- [Description of the task] Go through the listing and pick out each line with the word "value" in it.

_ _ _ _

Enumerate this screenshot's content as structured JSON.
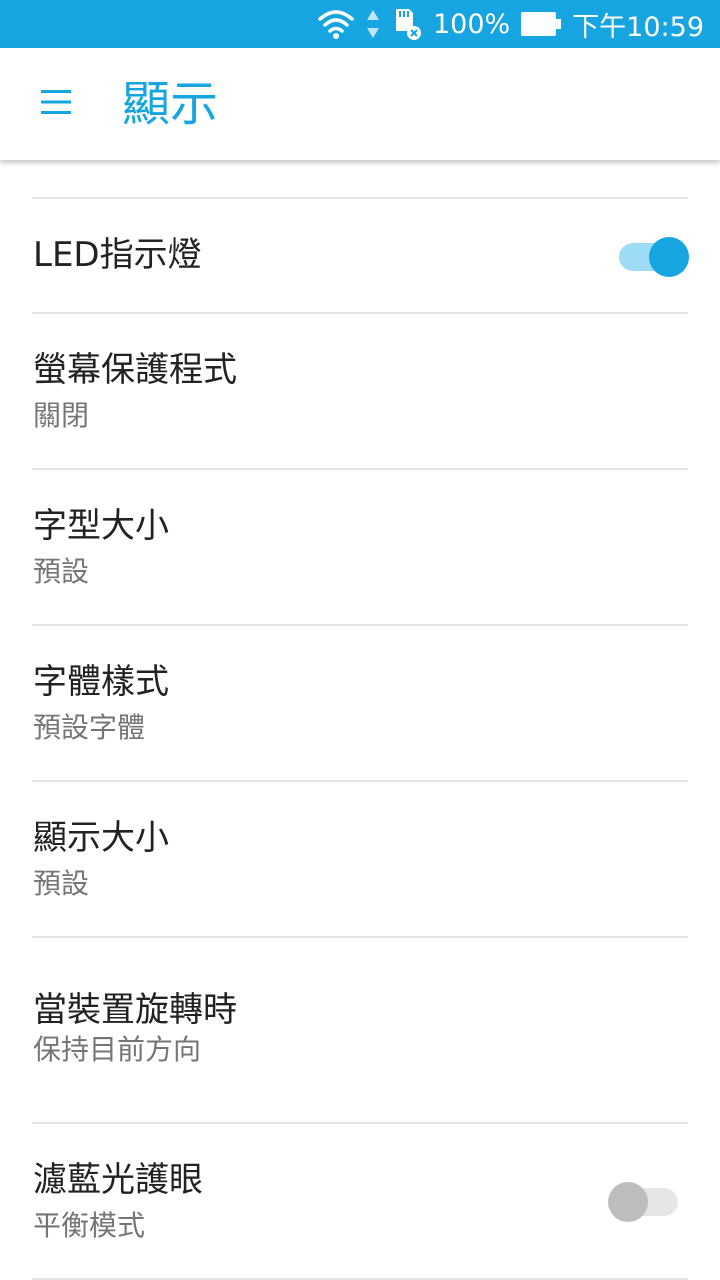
{
  "status_bar": {
    "battery_percent": "100%",
    "time": "下午10:59",
    "icons": [
      "wifi-icon",
      "data-activity-icon",
      "sd-card-icon",
      "battery-icon"
    ],
    "color": "#17a5e1"
  },
  "app_bar": {
    "menu_icon": "hamburger-menu-icon",
    "title": "顯示"
  },
  "settings": {
    "led": {
      "title": "LED指示燈",
      "enabled": true
    },
    "screensaver": {
      "title": "螢幕保護程式",
      "value": "關閉"
    },
    "font_size": {
      "title": "字型大小",
      "value": "預設"
    },
    "font_style": {
      "title": "字體樣式",
      "value": "預設字體"
    },
    "display_size": {
      "title": "顯示大小",
      "value": "預設"
    },
    "rotation": {
      "title": "當裝置旋轉時",
      "value": "保持目前方向"
    },
    "blue_light": {
      "title": "濾藍光護眼",
      "value": "平衡模式",
      "enabled": false
    }
  },
  "colors": {
    "accent": "#17a5e1",
    "switch_on_track": "#9edbf4",
    "switch_off_thumb": "#bdbdbd"
  }
}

_ _ _ _

- [Output for this exercise]
      "value": "關閉"
      "value": "預設"
      "value": "預設字體"
      "value": "預設"
      "value": "保持目前方向"
      "value": "平衡模式",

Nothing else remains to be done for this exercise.